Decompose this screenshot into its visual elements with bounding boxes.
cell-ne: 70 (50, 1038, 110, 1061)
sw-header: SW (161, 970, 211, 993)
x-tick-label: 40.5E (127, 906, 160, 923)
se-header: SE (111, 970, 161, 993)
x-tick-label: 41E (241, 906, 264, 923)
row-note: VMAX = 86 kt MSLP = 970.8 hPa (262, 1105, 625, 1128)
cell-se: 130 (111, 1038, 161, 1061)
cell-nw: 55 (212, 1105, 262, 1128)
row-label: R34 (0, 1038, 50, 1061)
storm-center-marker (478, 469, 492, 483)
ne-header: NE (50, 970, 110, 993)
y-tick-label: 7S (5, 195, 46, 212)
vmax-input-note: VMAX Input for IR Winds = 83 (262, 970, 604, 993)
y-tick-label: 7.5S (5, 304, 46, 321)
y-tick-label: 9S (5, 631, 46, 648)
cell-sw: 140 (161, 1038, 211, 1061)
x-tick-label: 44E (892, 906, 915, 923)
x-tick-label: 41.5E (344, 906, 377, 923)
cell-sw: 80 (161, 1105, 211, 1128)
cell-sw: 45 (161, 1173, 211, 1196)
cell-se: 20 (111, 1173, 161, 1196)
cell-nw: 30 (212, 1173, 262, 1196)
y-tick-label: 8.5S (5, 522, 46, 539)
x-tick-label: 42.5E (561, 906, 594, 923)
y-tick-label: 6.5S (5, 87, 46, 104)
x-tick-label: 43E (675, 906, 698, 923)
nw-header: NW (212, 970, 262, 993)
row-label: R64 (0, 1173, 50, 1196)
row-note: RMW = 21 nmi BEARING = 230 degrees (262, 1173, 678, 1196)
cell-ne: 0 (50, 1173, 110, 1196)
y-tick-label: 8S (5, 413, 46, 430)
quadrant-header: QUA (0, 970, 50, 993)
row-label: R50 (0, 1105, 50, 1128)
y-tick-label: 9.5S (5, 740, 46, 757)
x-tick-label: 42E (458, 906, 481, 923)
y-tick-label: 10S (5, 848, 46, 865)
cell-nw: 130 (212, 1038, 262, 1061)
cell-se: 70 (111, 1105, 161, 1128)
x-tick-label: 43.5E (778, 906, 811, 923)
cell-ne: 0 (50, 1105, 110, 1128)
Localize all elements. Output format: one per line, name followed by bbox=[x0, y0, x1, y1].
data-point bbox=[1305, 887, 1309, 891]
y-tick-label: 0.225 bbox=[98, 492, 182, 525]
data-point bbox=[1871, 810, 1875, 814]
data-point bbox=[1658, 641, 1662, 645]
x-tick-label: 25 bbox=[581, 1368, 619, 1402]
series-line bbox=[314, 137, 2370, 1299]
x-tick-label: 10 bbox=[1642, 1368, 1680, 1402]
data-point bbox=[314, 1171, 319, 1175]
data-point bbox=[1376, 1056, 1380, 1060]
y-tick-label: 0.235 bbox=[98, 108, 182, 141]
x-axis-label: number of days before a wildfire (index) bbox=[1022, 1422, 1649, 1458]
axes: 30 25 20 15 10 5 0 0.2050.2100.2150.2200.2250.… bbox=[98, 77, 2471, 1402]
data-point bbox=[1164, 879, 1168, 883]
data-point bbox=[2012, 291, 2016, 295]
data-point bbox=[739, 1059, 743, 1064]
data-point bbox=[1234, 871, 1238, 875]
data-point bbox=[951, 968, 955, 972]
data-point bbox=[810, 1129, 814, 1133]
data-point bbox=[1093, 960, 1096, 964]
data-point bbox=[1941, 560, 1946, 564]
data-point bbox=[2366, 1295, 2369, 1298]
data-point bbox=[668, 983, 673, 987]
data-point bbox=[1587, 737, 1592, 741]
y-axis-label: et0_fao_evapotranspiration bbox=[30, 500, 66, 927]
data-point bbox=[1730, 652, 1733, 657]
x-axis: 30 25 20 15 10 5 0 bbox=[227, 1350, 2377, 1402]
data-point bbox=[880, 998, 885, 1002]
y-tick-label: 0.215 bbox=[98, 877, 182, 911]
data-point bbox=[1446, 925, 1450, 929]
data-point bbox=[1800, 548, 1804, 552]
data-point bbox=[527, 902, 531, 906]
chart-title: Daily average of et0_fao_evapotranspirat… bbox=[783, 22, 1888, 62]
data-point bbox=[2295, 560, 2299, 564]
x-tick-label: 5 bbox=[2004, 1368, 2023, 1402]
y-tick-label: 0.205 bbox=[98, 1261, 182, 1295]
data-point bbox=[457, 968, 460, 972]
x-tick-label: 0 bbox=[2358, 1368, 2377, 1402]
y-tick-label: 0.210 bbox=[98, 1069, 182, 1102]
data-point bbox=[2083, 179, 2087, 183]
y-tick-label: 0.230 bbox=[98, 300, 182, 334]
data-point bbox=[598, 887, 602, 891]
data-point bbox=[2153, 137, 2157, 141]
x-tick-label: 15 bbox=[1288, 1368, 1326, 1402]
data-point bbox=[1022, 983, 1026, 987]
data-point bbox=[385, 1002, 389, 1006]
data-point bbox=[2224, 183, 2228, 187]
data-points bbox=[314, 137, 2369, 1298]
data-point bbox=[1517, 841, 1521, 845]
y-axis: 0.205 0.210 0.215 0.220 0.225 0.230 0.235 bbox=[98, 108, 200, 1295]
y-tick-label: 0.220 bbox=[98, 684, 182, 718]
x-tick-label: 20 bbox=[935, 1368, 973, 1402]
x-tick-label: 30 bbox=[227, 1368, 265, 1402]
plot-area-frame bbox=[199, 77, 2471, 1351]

* _EXERCISE GOAL_:
Pull out each line of the records that contains the string "axis".

* _EXERCISE ANSWER_:
x-axis-label: number of days before a wildfire (index) bbox=[1022, 1422, 1649, 1458]
y-axis-label: et0_fao_evapotranspiration bbox=[30, 500, 66, 927]
x-axis: 30 25 20 15 10 5 0 bbox=[227, 1350, 2377, 1402]
y-axis: 0.205 0.210 0.215 0.220 0.225 0.230 0.235 bbox=[98, 108, 200, 1295]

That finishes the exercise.